--- BEGIN SOURCE MATERIAL ---
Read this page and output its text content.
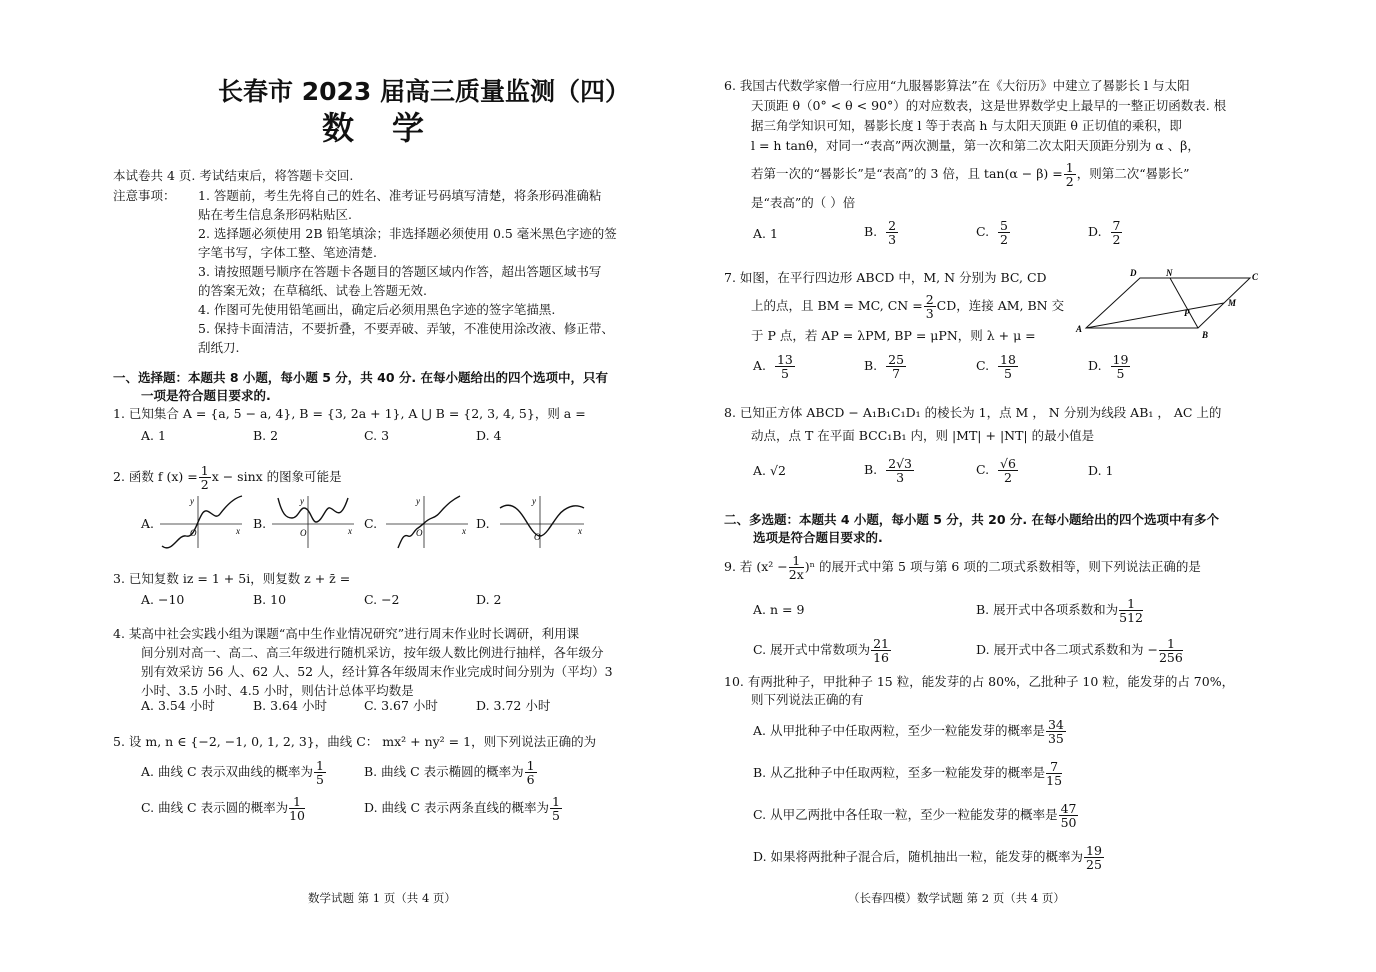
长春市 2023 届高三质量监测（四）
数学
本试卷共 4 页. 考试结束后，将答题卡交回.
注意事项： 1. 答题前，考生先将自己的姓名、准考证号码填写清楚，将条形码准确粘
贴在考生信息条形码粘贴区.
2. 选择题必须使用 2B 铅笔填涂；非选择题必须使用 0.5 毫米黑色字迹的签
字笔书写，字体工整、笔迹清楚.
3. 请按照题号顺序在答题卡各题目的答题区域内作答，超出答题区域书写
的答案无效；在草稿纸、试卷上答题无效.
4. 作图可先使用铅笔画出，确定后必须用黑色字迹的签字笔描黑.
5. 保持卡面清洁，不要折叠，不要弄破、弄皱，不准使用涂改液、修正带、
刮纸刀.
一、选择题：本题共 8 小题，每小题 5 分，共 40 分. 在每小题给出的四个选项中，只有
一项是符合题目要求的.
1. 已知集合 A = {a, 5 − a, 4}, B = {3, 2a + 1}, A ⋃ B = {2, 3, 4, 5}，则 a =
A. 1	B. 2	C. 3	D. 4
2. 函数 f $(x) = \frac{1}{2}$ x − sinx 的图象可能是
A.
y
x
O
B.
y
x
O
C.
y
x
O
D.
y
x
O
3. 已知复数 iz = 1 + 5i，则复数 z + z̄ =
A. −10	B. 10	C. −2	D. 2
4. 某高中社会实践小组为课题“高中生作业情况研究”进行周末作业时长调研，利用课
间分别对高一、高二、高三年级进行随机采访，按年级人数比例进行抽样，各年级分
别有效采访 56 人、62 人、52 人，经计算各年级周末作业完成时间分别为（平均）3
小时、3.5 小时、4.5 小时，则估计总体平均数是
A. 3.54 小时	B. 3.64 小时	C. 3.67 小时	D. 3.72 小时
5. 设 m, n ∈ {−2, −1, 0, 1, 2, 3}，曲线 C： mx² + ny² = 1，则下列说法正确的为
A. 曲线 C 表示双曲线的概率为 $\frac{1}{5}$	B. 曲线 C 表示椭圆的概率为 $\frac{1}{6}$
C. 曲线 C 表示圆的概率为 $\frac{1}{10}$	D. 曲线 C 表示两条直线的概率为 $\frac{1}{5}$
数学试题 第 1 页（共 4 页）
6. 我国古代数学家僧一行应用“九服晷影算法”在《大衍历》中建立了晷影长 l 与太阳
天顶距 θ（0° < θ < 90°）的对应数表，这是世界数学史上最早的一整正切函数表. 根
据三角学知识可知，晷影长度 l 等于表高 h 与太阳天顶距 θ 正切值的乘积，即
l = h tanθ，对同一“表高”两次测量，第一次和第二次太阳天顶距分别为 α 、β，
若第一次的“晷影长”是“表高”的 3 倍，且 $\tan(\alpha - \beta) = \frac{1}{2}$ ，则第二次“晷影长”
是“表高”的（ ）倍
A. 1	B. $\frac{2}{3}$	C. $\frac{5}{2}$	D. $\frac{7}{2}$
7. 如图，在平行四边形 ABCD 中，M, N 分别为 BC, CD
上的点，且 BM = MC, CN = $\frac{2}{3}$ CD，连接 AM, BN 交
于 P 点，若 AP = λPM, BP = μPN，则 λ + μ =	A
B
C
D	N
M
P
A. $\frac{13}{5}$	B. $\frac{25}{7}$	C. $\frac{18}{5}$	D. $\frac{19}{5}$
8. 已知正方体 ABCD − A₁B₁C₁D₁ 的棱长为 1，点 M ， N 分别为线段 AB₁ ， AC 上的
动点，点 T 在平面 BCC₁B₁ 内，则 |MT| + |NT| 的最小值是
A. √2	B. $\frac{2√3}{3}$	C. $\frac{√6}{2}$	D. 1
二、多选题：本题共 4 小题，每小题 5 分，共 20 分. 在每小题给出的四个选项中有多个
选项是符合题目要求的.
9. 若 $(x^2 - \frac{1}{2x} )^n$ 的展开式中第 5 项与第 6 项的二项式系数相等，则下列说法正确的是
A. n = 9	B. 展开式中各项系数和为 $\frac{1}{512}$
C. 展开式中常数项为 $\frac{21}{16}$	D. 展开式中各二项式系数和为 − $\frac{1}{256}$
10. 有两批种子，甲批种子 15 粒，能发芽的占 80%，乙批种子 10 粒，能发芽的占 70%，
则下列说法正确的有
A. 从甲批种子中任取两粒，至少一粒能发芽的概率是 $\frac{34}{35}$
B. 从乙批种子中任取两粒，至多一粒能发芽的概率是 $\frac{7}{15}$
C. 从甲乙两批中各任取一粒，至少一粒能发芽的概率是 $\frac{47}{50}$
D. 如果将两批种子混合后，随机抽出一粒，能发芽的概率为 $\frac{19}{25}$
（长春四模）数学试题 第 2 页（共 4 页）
--- END SOURCE MATERIAL ---
--- PROBLEM REQUIREMENTS ---
Output all of the records exactly as they appear above, but not the pictures.

--- REPLY TO THE TASK ---
Read this page and output its text content.
长春市 2023 届高三质量监测（四）
数学
本试卷共 4 页. 考试结束后，将答题卡交回.
注意事项： 1. 答题前，考生先将自己的姓名、准考证号码填写清楚，将条形码准确粘
贴在考生信息条形码粘贴区.
2. 选择题必须使用 2B 铅笔填涂；非选择题必须使用 0.5 毫米黑色字迹的签
字笔书写，字体工整、笔迹清楚.
3. 请按照题号顺序在答题卡各题目的答题区域内作答，超出答题区域书写
的答案无效；在草稿纸、试卷上答题无效.
4. 作图可先使用铅笔画出，确定后必须用黑色字迹的签字笔描黑.
5. 保持卡面清洁，不要折叠，不要弄破、弄皱，不准使用涂改液、修正带、
刮纸刀.
一、选择题：本题共 8 小题，每小题 5 分，共 40 分. 在每小题给出的四个选项中，只有
一项是符合题目要求的.
1. 已知集合 A = {a, 5 − a, 4}, B = {3, 2a + 1}, A ⋃ B = {2, 3, 4, 5}，则 a =
A. 1	B. 2	C. 3	D. 4
2. 函数 f $(x) = \frac{1}{2}$ x − sinx 的图象可能是
A.
y
x
O
B.
y
x
O
C.
y
x
O
D.
y
x
O
3. 已知复数 iz = 1 + 5i，则复数 z + z̄ =
A. −10	B. 10	C. −2	D. 2
4. 某高中社会实践小组为课题“高中生作业情况研究”进行周末作业时长调研，利用课
间分别对高一、高二、高三年级进行随机采访，按年级人数比例进行抽样，各年级分
别有效采访 56 人、62 人、52 人，经计算各年级周末作业完成时间分别为（平均）3
小时、3.5 小时、4.5 小时，则估计总体平均数是
A. 3.54 小时	B. 3.64 小时	C. 3.67 小时	D. 3.72 小时
5. 设 m, n ∈ {−2, −1, 0, 1, 2, 3}，曲线 C： mx² + ny² = 1，则下列说法正确的为
A. 曲线 C 表示双曲线的概率为 $\frac{1}{5}$	B. 曲线 C 表示椭圆的概率为 $\frac{1}{6}$
C. 曲线 C 表示圆的概率为 $\frac{1}{10}$	D. 曲线 C 表示两条直线的概率为 $\frac{1}{5}$
数学试题 第 1 页（共 4 页）
6. 我国古代数学家僧一行应用“九服晷影算法”在《大衍历》中建立了晷影长 l 与太阳
天顶距 θ（0° < θ < 90°）的对应数表，这是世界数学史上最早的一整正切函数表. 根
据三角学知识可知，晷影长度 l 等于表高 h 与太阳天顶距 θ 正切值的乘积，即
l = h tanθ，对同一“表高”两次测量，第一次和第二次太阳天顶距分别为 α 、β，
若第一次的“晷影长”是“表高”的 3 倍，且 $\tan(\alpha - \beta) = \frac{1}{2}$ ，则第二次“晷影长”
是“表高”的（ ）倍
A. 1	B. $\frac{2}{3}$	C. $\frac{5}{2}$	D. $\frac{7}{2}$
7. 如图，在平行四边形 ABCD 中，M, N 分别为 BC, CD
上的点，且 BM = MC, CN = $\frac{2}{3}$ CD，连接 AM, BN 交
于 P 点，若 AP = λPM, BP = μPN，则 λ + μ =	A
B
C
D	N
M
P
A. $\frac{13}{5}$	B. $\frac{25}{7}$	C. $\frac{18}{5}$	D. $\frac{19}{5}$
8. 已知正方体 ABCD − A₁B₁C₁D₁ 的棱长为 1，点 M ， N 分别为线段 AB₁ ， AC 上的
动点，点 T 在平面 BCC₁B₁ 内，则 |MT| + |NT| 的最小值是
A. √2	B. $\frac{2√3}{3}$	C. $\frac{√6}{2}$	D. 1
二、多选题：本题共 4 小题，每小题 5 分，共 20 分. 在每小题给出的四个选项中有多个
选项是符合题目要求的.
9. 若 $(x^2 - \frac{1}{2x} )^n$ 的展开式中第 5 项与第 6 项的二项式系数相等，则下列说法正确的是
A. n = 9	B. 展开式中各项系数和为 $\frac{1}{512}$
C. 展开式中常数项为 $\frac{21}{16}$	D. 展开式中各二项式系数和为 − $\frac{1}{256}$
10. 有两批种子，甲批种子 15 粒，能发芽的占 80%，乙批种子 10 粒，能发芽的占 70%，
则下列说法正确的有
A. 从甲批种子中任取两粒，至少一粒能发芽的概率是 $\frac{34}{35}$
B. 从乙批种子中任取两粒，至多一粒能发芽的概率是 $\frac{7}{15}$
C. 从甲乙两批中各任取一粒，至少一粒能发芽的概率是 $\frac{47}{50}$
D. 如果将两批种子混合后，随机抽出一粒，能发芽的概率为 $\frac{19}{25}$
（长春四模）数学试题 第 2 页（共 4 页）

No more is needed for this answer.